__Exercise directions__
Copy out the listing in full, exactly as written, but not its pictures.

(Saved data entries)
┄┄┄┄┄┄┄┄┄┄┄┄┄┄┄┄┄┄┄┄
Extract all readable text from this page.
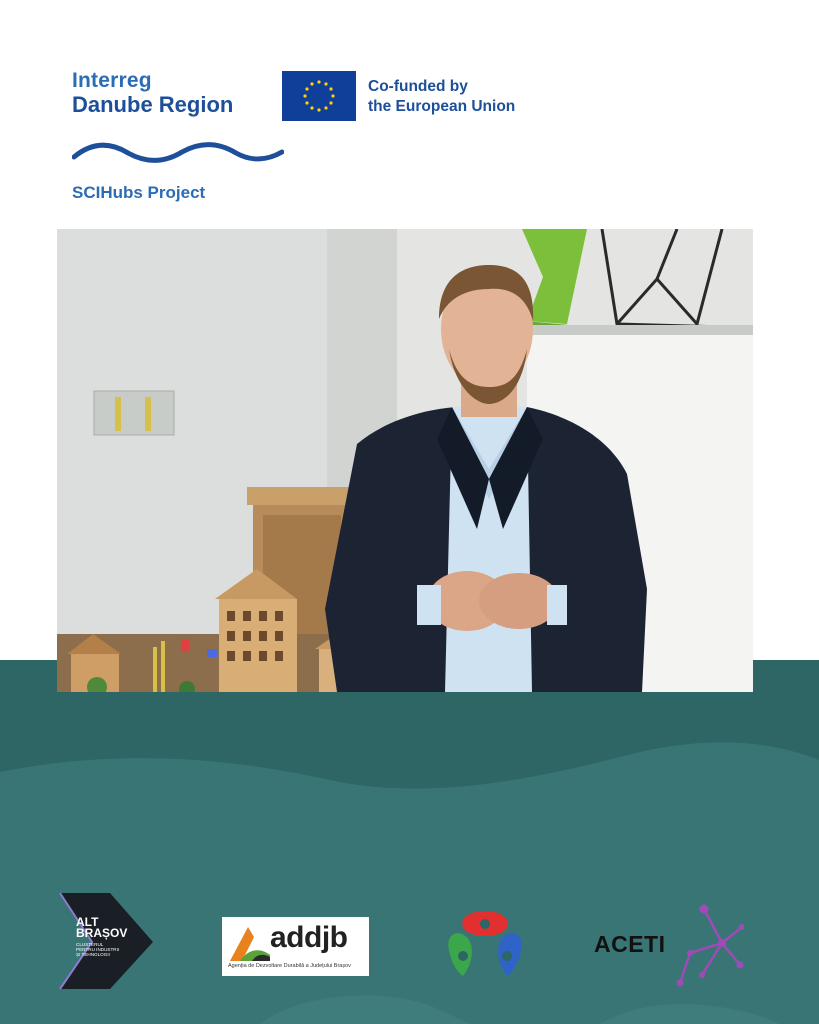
Interreg
Danube Region
Co-funded by
the European Union
SCIHubs Project
ALT
BRAȘOV
CLUSTERUL PENTRU INDUSTRII ȘI TEHNOLOGII
addjb
Agenția de Dezvoltare Durabilă a Județului Brașov
ACETI
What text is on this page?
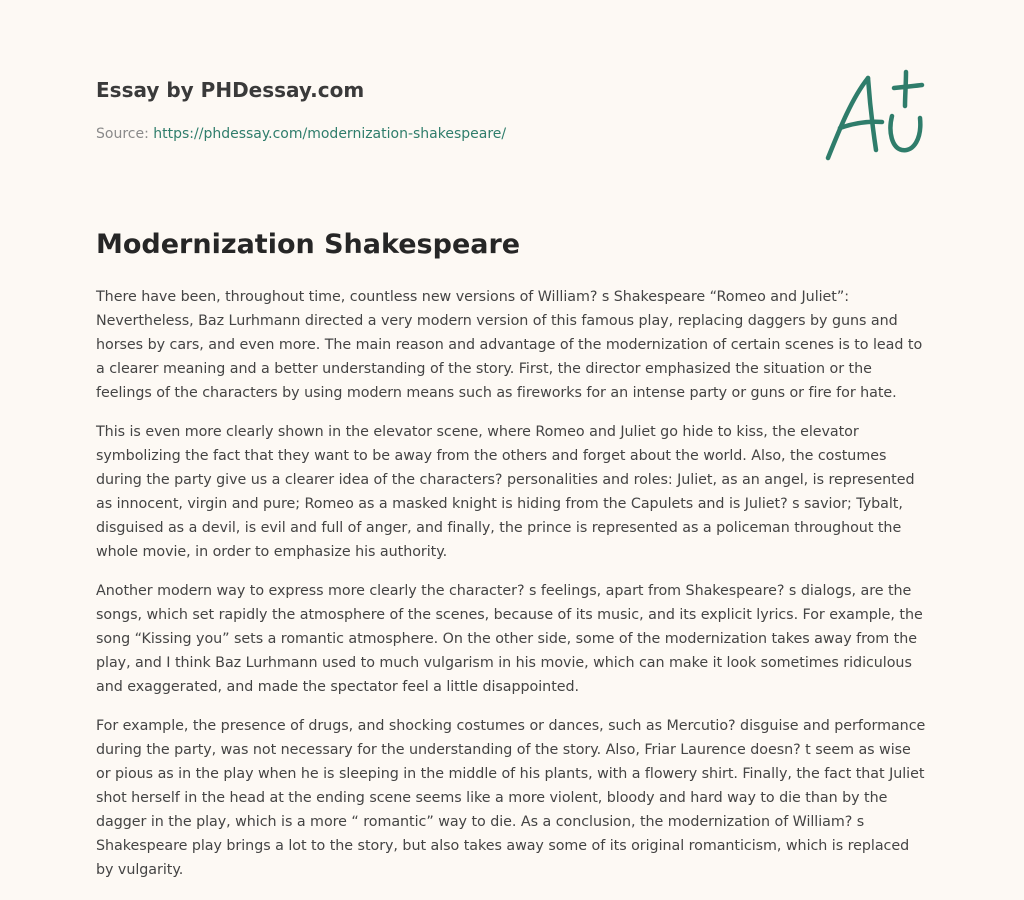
Essay by PHDessay.com
Source: https://phdessay.com/modernization-shakespeare/
Modernization Shakespeare

There have been, throughout time, countless new versions of William? s Shakespeare “Romeo and Juliet”: Nevertheless, Baz Lurhmann directed a very modern version of this famous play, replacing daggers by guns and horses by cars, and even more. The main reason and advantage of the modernization of certain scenes is to lead to a clearer meaning and a better understanding of the story. First, the director emphasized the situation or the feelings of the characters by using modern means such as fireworks for an intense party or guns or fire for hate.

This is even more clearly shown in the elevator scene, where Romeo and Juliet go hide to kiss, the elevator symbolizing the fact that they want to be away from the others and forget about the world. Also, the costumes during the party give us a clearer idea of the characters? personalities and roles: Juliet, as an angel, is represented as innocent, virgin and pure; Romeo as a masked knight is hiding from the Capulets and is Juliet? s savior; Tybalt, disguised as a devil, is evil and full of anger, and finally, the prince is represented as a policeman throughout the whole movie, in order to emphasize his authority.

Another modern way to express more clearly the character? s feelings, apart from Shakespeare? s dialogs, are the songs, which set rapidly the atmosphere of the scenes, because of its music, and its explicit lyrics. For example, the song “Kissing you” sets a romantic atmosphere. On the other side, some of the modernization takes away from the play, and I think Baz Lurhmann used to much vulgarism in his movie, which can make it look sometimes ridiculous and exaggerated, and made the spectator feel a little disappointed.

For example, the presence of drugs, and shocking costumes or dances, such as Mercutio? disguise and performance during the party, was not necessary for the understanding of the story. Also, Friar Laurence doesn? t seem as wise or pious as in the play when he is sleeping in the middle of his plants, with a flowery shirt. Finally, the fact that Juliet shot herself in the head at the ending scene seems like a more violent, bloody and hard way to die than by the dagger in the play, which is a more “ romantic” way to die. As a conclusion, the modernization of William? s Shakespeare play brings a lot to the story, but also takes away some of its original romanticism, which is replaced by vulgarity.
┄┄┄┄┄┄┄┄┄┄┄┄┄┄┄┄┄┄┄┄
__Answer to the exercise__
Extract all readable text from this page.
Interreg
Danube Region
Co-funded by
the European Union
SCIHubs Project
ALT
BRAȘOV
CLUSTERUL PENTRU INDUSTRII ȘI TEHNOLOGII
addjb
Agenția de Dezvoltare Durabilă a Județului Brașov
ACETI
What text is on this page?
Essay by PHDessay.com
Source: https://phdessay.com/modernization-shakespeare/
Modernization Shakespeare

There have been, throughout time, countless new versions of William? s Shakespeare “Romeo and Juliet”: Nevertheless, Baz Lurhmann directed a very modern version of this famous play, replacing daggers by guns and horses by cars, and even more. The main reason and advantage of the modernization of certain scenes is to lead to a clearer meaning and a better understanding of the story. First, the director emphasized the situation or the feelings of the characters by using modern means such as fireworks for an intense party or guns or fire for hate.

This is even more clearly shown in the elevator scene, where Romeo and Juliet go hide to kiss, the elevator symbolizing the fact that they want to be away from the others and forget about the world. Also, the costumes during the party give us a clearer idea of the characters? personalities and roles: Juliet, as an angel, is represented as innocent, virgin and pure; Romeo as a masked knight is hiding from the Capulets and is Juliet? s savior; Tybalt, disguised as a devil, is evil and full of anger, and finally, the prince is represented as a policeman throughout the whole movie, in order to emphasize his authority.

Another modern way to express more clearly the character? s feelings, apart from Shakespeare? s dialogs, are the songs, which set rapidly the atmosphere of the scenes, because of its music, and its explicit lyrics. For example, the song “Kissing you” sets a romantic atmosphere. On the other side, some of the modernization takes away from the play, and I think Baz Lurhmann used to much vulgarism in his movie, which can make it look sometimes ridiculous and exaggerated, and made the spectator feel a little disappointed.

For example, the presence of drugs, and shocking costumes or dances, such as Mercutio? disguise and performance during the party, was not necessary for the understanding of the story. Also, Friar Laurence doesn? t seem as wise or pious as in the play when he is sleeping in the middle of his plants, with a flowery shirt. Finally, the fact that Juliet shot herself in the head at the ending scene seems like a more violent, bloody and hard way to die than by the dagger in the play, which is a more “ romantic” way to die. As a conclusion, the modernization of William? s Shakespeare play brings a lot to the story, but also takes away some of its original romanticism, which is replaced by vulgarity.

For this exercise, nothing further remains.